• DATA SUPPLIED
'''

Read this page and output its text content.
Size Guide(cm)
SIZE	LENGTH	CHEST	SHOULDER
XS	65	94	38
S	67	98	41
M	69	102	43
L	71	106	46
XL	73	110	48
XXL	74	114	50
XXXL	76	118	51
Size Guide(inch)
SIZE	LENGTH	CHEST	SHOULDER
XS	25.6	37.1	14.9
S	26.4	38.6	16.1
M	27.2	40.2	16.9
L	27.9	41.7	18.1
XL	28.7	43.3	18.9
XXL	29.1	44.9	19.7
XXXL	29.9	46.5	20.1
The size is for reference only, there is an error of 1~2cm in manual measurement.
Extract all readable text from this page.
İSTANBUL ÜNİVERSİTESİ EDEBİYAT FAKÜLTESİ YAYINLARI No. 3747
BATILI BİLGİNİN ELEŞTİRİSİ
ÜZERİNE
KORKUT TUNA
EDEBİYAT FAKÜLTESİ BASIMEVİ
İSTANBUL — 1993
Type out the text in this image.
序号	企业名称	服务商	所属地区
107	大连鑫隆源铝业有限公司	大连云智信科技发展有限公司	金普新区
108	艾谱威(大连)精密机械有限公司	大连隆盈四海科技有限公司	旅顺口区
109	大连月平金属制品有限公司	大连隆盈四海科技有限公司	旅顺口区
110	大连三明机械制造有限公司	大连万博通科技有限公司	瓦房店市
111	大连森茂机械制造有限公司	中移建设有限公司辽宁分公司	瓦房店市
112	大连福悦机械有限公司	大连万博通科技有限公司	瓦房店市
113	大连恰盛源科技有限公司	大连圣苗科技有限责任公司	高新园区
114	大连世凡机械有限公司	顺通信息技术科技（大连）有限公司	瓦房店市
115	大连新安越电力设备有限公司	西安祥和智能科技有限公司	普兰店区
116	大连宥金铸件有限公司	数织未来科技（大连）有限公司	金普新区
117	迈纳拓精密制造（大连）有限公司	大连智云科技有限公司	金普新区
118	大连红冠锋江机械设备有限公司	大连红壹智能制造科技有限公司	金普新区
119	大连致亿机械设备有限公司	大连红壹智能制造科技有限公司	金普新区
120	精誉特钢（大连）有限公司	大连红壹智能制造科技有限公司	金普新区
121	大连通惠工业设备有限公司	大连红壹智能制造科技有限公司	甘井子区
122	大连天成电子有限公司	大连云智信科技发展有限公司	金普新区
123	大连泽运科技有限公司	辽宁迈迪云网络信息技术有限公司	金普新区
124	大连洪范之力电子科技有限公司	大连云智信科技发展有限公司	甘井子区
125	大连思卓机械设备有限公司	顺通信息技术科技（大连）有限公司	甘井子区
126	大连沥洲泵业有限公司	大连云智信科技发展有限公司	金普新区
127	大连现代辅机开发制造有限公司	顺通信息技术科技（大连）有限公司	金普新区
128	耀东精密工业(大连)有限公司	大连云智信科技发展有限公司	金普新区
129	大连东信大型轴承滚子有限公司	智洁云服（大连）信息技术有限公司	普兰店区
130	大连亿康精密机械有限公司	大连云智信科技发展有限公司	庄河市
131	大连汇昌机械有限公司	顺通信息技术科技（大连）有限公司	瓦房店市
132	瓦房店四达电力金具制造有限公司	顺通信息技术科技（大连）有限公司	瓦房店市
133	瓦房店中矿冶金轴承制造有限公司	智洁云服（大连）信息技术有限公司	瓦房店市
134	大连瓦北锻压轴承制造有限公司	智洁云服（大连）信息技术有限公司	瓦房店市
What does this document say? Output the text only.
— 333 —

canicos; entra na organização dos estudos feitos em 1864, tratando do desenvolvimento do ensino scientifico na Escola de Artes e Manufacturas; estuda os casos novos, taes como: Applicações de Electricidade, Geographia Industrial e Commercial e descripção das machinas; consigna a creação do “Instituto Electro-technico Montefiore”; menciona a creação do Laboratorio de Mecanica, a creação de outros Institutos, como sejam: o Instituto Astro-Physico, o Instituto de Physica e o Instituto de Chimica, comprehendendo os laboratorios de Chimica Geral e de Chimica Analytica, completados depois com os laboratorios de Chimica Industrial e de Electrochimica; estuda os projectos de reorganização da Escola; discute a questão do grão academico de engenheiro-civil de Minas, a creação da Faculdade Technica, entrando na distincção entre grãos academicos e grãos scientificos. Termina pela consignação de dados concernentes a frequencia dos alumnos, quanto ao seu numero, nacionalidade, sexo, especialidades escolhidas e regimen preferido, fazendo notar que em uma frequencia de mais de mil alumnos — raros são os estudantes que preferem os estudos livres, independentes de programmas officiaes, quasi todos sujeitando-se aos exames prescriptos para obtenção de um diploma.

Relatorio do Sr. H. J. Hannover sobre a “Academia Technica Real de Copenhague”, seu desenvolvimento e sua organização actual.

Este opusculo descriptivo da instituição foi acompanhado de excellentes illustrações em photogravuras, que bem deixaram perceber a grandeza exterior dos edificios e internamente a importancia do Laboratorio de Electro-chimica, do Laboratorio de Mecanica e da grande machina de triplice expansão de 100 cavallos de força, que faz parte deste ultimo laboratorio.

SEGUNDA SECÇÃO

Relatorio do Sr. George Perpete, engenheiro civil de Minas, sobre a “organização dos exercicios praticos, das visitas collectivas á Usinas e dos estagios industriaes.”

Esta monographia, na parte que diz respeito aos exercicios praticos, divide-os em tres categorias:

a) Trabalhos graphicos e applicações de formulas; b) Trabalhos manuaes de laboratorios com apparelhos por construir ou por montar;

'''

• INSTRUCTIONS TO FOLLOW
Search the listing for the string "大连红壹智能制造科技有限公司". Copy each line where it turns up.

• TASK RESPONSE
118	大连红冠锋江机械设备有限公司	大连红壹智能制造科技有限公司	金普新区
119	大连致亿机械设备有限公司	大连红壹智能制造科技有限公司	金普新区
120	精誉特钢（大连）有限公司	大连红壹智能制造科技有限公司	金普新区
121	大连通惠工业设备有限公司	大连红壹智能制造科技有限公司	甘井子区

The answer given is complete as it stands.